GIVEN TASK ▸ Show every line below where "следующей" can be found.
>> start MATERIAL
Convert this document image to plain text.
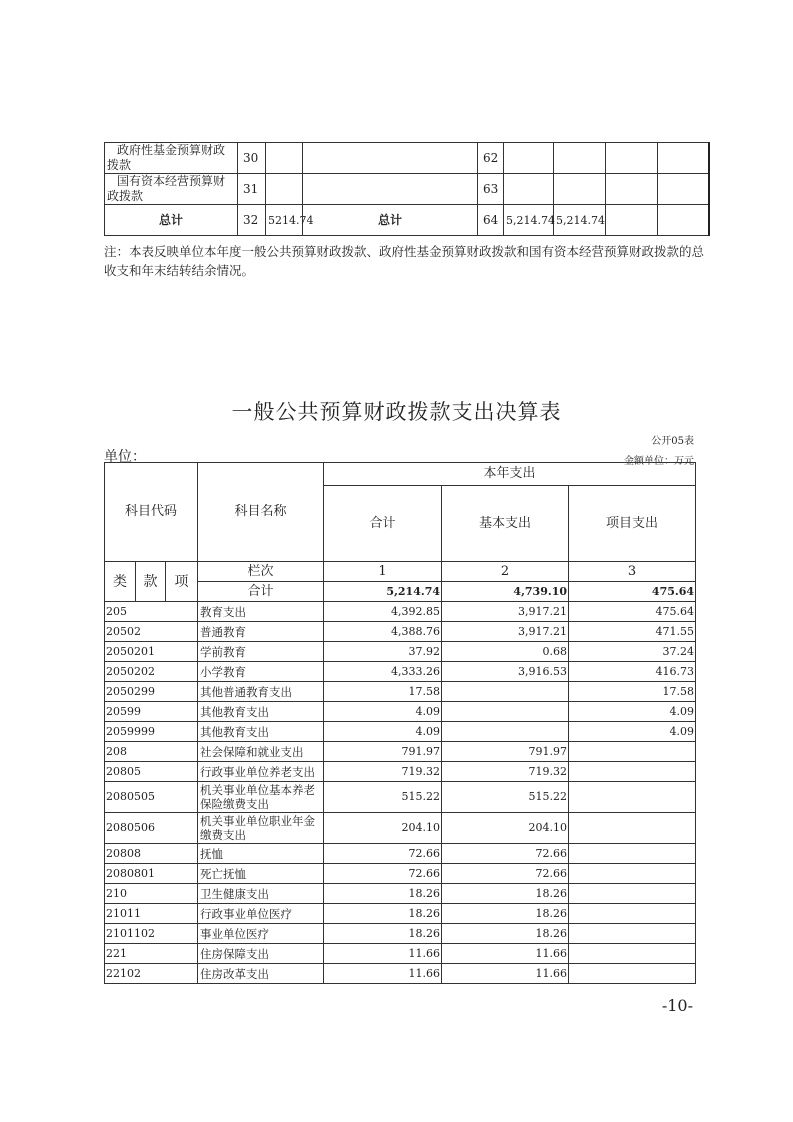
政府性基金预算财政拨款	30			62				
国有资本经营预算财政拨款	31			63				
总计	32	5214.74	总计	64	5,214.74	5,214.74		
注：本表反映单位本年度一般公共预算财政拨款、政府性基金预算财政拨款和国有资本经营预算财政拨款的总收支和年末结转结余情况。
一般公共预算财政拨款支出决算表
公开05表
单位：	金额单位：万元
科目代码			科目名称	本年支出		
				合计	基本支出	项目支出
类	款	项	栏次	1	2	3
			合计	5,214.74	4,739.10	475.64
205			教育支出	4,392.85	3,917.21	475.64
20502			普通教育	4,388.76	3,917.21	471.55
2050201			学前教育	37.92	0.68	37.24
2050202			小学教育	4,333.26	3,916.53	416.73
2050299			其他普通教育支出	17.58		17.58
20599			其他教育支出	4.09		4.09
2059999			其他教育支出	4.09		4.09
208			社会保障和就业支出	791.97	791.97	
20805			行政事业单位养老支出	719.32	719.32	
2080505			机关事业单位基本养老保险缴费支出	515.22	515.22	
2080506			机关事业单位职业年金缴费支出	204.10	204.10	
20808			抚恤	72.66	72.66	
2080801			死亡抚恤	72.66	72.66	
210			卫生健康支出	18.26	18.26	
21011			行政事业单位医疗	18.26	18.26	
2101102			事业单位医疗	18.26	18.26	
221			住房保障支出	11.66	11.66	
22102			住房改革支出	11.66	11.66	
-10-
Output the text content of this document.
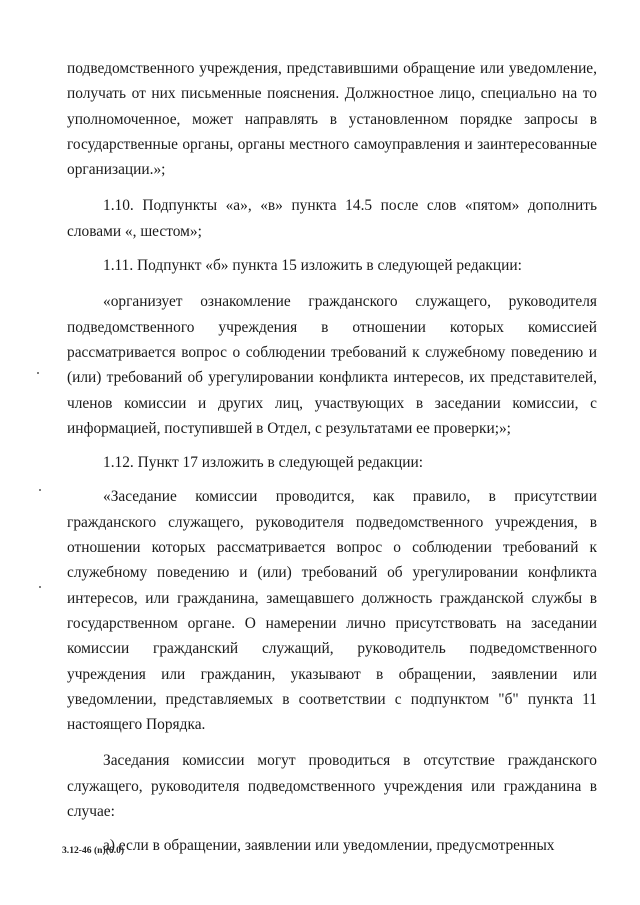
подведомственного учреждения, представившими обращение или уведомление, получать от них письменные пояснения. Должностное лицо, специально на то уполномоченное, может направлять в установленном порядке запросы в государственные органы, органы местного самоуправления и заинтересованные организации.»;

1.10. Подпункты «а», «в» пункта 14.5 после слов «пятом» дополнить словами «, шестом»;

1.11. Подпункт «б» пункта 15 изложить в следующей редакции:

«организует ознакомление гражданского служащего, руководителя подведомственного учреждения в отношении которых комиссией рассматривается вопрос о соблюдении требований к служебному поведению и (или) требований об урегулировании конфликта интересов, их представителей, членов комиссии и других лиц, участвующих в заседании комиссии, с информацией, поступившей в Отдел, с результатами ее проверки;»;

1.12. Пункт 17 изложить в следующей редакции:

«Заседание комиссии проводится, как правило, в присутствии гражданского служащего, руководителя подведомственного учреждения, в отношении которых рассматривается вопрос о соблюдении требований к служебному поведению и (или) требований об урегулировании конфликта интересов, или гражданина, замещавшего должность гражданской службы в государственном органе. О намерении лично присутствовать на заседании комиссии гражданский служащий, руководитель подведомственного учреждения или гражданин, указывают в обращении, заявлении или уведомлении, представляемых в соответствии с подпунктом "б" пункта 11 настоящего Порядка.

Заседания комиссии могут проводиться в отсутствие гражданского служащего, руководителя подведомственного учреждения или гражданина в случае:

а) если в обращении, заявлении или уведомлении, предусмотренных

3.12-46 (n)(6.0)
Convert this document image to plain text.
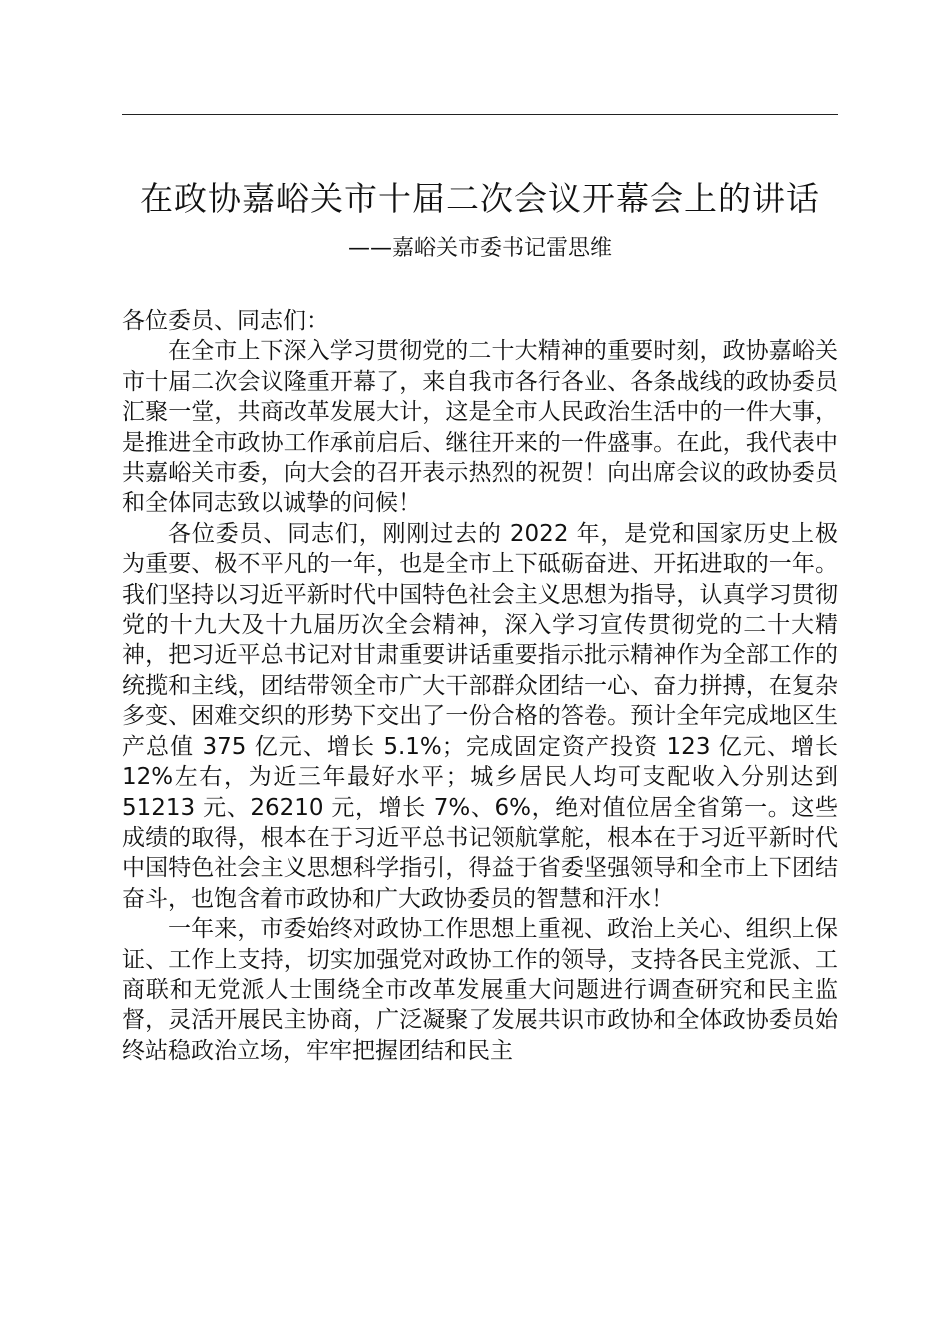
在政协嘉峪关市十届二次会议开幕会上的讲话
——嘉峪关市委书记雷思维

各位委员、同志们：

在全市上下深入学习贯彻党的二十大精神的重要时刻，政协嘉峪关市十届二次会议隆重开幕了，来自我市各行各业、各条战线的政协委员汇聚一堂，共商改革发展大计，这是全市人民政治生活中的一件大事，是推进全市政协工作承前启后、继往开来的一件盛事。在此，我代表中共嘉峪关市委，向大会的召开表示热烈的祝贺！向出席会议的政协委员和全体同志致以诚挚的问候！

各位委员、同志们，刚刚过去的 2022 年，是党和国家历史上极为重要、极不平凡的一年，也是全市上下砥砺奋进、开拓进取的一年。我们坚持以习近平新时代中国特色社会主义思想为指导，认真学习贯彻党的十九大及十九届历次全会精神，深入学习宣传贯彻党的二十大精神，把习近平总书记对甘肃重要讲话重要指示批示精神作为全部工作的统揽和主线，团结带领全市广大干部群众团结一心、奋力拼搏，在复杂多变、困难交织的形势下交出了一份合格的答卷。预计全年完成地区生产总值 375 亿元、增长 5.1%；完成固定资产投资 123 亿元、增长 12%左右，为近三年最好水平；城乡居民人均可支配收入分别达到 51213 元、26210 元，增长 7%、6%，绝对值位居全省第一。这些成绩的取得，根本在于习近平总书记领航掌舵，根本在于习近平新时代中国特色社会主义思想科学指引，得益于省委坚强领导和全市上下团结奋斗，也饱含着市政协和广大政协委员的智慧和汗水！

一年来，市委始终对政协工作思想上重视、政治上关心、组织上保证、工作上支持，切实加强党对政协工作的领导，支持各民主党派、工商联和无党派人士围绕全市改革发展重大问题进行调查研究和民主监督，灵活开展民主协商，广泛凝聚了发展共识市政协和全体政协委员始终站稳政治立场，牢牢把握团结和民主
>> end MATERIAL
RESULT FOR THIS EXERCISE ▸
1.11. Подпункт «б» пункта 15 изложить в следующей редакции:
1.12. Пункт 17 изложить в следующей редакции:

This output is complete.